Gather, from the listing beneath this task, every line holding the string "improvement".

# Exercise materials
____

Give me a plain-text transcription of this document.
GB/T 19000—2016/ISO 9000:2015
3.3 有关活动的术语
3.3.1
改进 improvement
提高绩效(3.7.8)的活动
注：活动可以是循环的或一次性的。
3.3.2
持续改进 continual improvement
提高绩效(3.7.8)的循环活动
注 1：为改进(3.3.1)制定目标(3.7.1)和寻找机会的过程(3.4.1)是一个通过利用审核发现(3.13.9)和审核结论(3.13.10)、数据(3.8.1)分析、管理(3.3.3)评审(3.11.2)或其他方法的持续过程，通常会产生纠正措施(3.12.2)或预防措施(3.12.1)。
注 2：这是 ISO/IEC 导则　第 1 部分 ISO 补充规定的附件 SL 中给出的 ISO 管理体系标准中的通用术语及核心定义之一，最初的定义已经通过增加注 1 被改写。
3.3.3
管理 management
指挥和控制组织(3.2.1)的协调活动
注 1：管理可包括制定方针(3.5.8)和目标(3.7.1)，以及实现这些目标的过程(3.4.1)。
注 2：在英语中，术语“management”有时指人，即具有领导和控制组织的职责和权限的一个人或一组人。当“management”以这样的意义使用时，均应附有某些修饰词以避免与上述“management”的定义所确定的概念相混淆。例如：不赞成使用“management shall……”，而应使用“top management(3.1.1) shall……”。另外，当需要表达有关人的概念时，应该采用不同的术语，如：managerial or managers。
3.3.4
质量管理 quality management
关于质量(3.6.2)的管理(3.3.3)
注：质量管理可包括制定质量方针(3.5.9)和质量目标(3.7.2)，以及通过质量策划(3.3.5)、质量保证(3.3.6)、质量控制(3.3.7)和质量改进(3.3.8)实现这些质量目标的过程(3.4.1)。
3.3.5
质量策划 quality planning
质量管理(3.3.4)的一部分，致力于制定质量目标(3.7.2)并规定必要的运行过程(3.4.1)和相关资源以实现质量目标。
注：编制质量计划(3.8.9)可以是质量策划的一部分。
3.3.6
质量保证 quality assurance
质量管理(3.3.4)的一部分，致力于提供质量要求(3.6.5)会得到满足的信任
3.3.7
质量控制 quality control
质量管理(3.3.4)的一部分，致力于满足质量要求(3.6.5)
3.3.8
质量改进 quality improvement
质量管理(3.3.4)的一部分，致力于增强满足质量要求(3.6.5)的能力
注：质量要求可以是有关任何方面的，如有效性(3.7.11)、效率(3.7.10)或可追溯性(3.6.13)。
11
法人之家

____

# Task output
改进 improvement
持续改进 continual improvement
质量改进 quality improvement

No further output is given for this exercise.